## JOB
Transcribe all of the material exactly, except for its pictures.

## INPUT FOR THIS TASK
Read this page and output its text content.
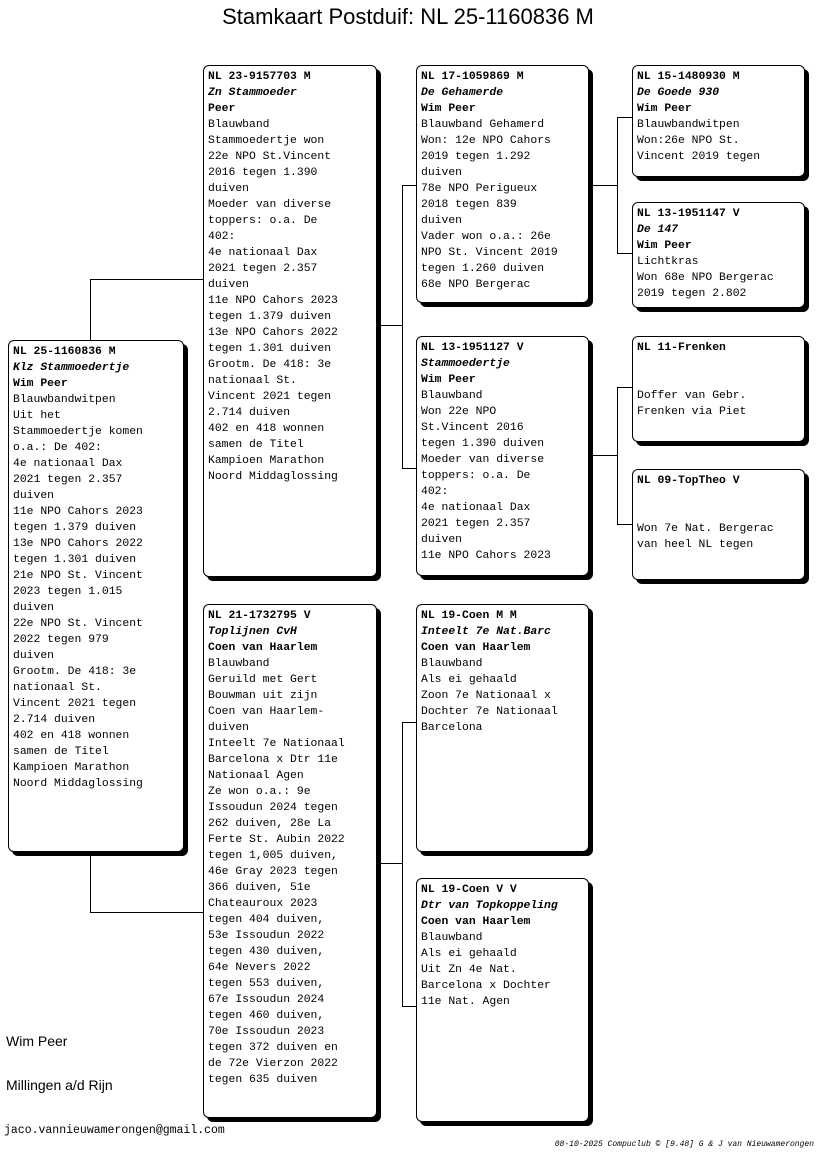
Stamkaart Postduif: NL 25-1160836 M
NL 25-1160836 M
Klz Stammoedertje
Wim Peer
Blauwbandwitpen
Uit het
Stammoedertje komen
o.a.: De 402:
4e nationaal Dax
2021 tegen 2.357
duiven
11e NPO Cahors 2023
tegen 1.379 duiven
13e NPO Cahors 2022
tegen 1.301 duiven
21e NPO St. Vincent
2023 tegen 1.015
duiven
22e NPO St. Vincent
2022 tegen 979
duiven
Grootm. De 418: 3e
nationaal St.
Vincent 2021 tegen
2.714 duiven
402 en 418 wonnen
samen de Titel
Kampioen Marathon
Noord Middaglossing
NL 23-9157703 M
Zn Stammoeder
Peer
Blauwband
Stammoedertje won
22e NPO St.Vincent
2016 tegen 1.390
duiven
Moeder van diverse
toppers: o.a. De
402:
4e nationaal Dax
2021 tegen 2.357
duiven
11e NPO Cahors 2023
tegen 1.379 duiven
13e NPO Cahors 2022
tegen 1.301 duiven
Grootm. De 418: 3e
nationaal St.
Vincent 2021 tegen
2.714 duiven
402 en 418 wonnen
samen de Titel
Kampioen Marathon
Noord Middaglossing
NL 21-1732795 V
Toplijnen CvH
Coen van Haarlem
Blauwband
Geruild met Gert
Bouwman uit zijn
Coen van Haarlem-
duiven
Inteelt 7e Nationaal
Barcelona x Dtr 11e
Nationaal Agen
Ze won o.a.: 9e
Issoudun 2024 tegen
262 duiven, 28e La
Ferte St. Aubin 2022
tegen 1,005 duiven,
46e Gray 2023 tegen
366 duiven, 51e
Chateauroux 2023
tegen 404 duiven,
53e Issoudun 2022
tegen 430 duiven,
64e Nevers 2022
tegen 553 duiven,
67e Issoudun 2024
tegen 460 duiven,
70e Issoudun 2023
tegen 372 duiven en
de 72e Vierzon 2022
tegen 635 duiven
NL 17-1059869 M
De Gehamerde
Wim Peer
Blauwband Gehamerd
Won: 12e NPO Cahors
2019 tegen 1.292
duiven
78e NPO Perigueux
2018 tegen 839
duiven
Vader won o.a.: 26e
NPO St. Vincent 2019
tegen 1.260 duiven
68e NPO Bergerac
NL 13-1951127 V
Stammoedertje
Wim Peer
Blauwband
Won 22e NPO
St.Vincent 2016
tegen 1.390 duiven
Moeder van diverse
toppers: o.a. De
402:
4e nationaal Dax
2021 tegen 2.357
duiven
11e NPO Cahors 2023
NL 19-Coen M M
Inteelt 7e Nat.Barc
Coen van Haarlem
Blauwband
Als ei gehaald
Zoon 7e Nationaal x
Dochter 7e Nationaal
Barcelona
NL 19-Coen V V
Dtr van Topkoppeling
Coen van Haarlem
Blauwband
Als ei gehaald
Uit Zn 4e Nat.
Barcelona x Dochter
11e Nat. Agen
NL 15-1480930 M
De Goede 930
Wim Peer
Blauwbandwitpen
Won:26e NPO St.
Vincent 2019 tegen
NL 13-1951147 V
De 147
Wim Peer
Lichtkras
Won 68e NPO Bergerac
2019 tegen 2.802
NL 11-Frenken

Doffer van Gebr.
Frenken via Piet
NL 09-TopTheo V

Won 7e Nat. Bergerac
van heel NL tegen
Wim Peer
Millingen a/d Rijn
jaco.vannieuwamerongen@gmail.com
08-10-2025 Compuclub © [9.48] G & J van Nieuwamerongen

## WORKED SOLUTION
Read this page and output its text content.
Stamkaart Postduif: NL 25-1160836 M
NL 25-1160836 M
Klz Stammoedertje
Wim Peer
Blauwbandwitpen
Uit het
Stammoedertje komen
o.a.: De 402:
4e nationaal Dax
2021 tegen 2.357
duiven
11e NPO Cahors 2023
tegen 1.379 duiven
13e NPO Cahors 2022
tegen 1.301 duiven
21e NPO St. Vincent
2023 tegen 1.015
duiven
22e NPO St. Vincent
2022 tegen 979
duiven
Grootm. De 418: 3e
nationaal St.
Vincent 2021 tegen
2.714 duiven
402 en 418 wonnen
samen de Titel
Kampioen Marathon
Noord Middaglossing
NL 23-9157703 M
Zn Stammoeder
Peer
Blauwband
Stammoedertje won
22e NPO St.Vincent
2016 tegen 1.390
duiven
Moeder van diverse
toppers: o.a. De
402:
4e nationaal Dax
2021 tegen 2.357
duiven
11e NPO Cahors 2023
tegen 1.379 duiven
13e NPO Cahors 2022
tegen 1.301 duiven
Grootm. De 418: 3e
nationaal St.
Vincent 2021 tegen
2.714 duiven
402 en 418 wonnen
samen de Titel
Kampioen Marathon
Noord Middaglossing
NL 21-1732795 V
Toplijnen CvH
Coen van Haarlem
Blauwband
Geruild met Gert
Bouwman uit zijn
Coen van Haarlem-
duiven
Inteelt 7e Nationaal
Barcelona x Dtr 11e
Nationaal Agen
Ze won o.a.: 9e
Issoudun 2024 tegen
262 duiven, 28e La
Ferte St. Aubin 2022
tegen 1,005 duiven,
46e Gray 2023 tegen
366 duiven, 51e
Chateauroux 2023
tegen 404 duiven,
53e Issoudun 2022
tegen 430 duiven,
64e Nevers 2022
tegen 553 duiven,
67e Issoudun 2024
tegen 460 duiven,
70e Issoudun 2023
tegen 372 duiven en
de 72e Vierzon 2022
tegen 635 duiven
NL 17-1059869 M
De Gehamerde
Wim Peer
Blauwband Gehamerd
Won: 12e NPO Cahors
2019 tegen 1.292
duiven
78e NPO Perigueux
2018 tegen 839
duiven
Vader won o.a.: 26e
NPO St. Vincent 2019
tegen 1.260 duiven
68e NPO Bergerac
NL 13-1951127 V
Stammoedertje
Wim Peer
Blauwband
Won 22e NPO
St.Vincent 2016
tegen 1.390 duiven
Moeder van diverse
toppers: o.a. De
402:
4e nationaal Dax
2021 tegen 2.357
duiven
11e NPO Cahors 2023
NL 19-Coen M M
Inteelt 7e Nat.Barc
Coen van Haarlem
Blauwband
Als ei gehaald
Zoon 7e Nationaal x
Dochter 7e Nationaal
Barcelona
NL 19-Coen V V
Dtr van Topkoppeling
Coen van Haarlem
Blauwband
Als ei gehaald
Uit Zn 4e Nat.
Barcelona x Dochter
11e Nat. Agen
NL 15-1480930 M
De Goede 930
Wim Peer
Blauwbandwitpen
Won:26e NPO St.
Vincent 2019 tegen
NL 13-1951147 V
De 147
Wim Peer
Lichtkras
Won 68e NPO Bergerac
2019 tegen 2.802
NL 11-Frenken

Doffer van Gebr.
Frenken via Piet
NL 09-TopTheo V

Won 7e Nat. Bergerac
van heel NL tegen
Wim Peer
Millingen a/d Rijn
jaco.vannieuwamerongen@gmail.com
08-10-2025 Compuclub © [9.48] G & J van Nieuwamerongen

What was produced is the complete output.